- WHAT IS ASKED -
Count how many lines hold the string "ценность". Answer with that number and nothing more.

- SUPPLIED INFORMATION -
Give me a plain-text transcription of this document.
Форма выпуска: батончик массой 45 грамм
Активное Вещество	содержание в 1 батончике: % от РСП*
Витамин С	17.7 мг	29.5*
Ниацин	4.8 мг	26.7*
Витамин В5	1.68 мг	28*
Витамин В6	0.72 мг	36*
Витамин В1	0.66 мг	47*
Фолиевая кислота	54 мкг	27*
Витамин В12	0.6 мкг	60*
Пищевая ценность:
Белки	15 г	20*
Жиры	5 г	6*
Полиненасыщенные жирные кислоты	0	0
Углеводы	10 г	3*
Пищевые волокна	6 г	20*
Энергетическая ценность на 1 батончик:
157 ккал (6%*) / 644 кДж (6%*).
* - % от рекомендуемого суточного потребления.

- FULL OUTPUT -
2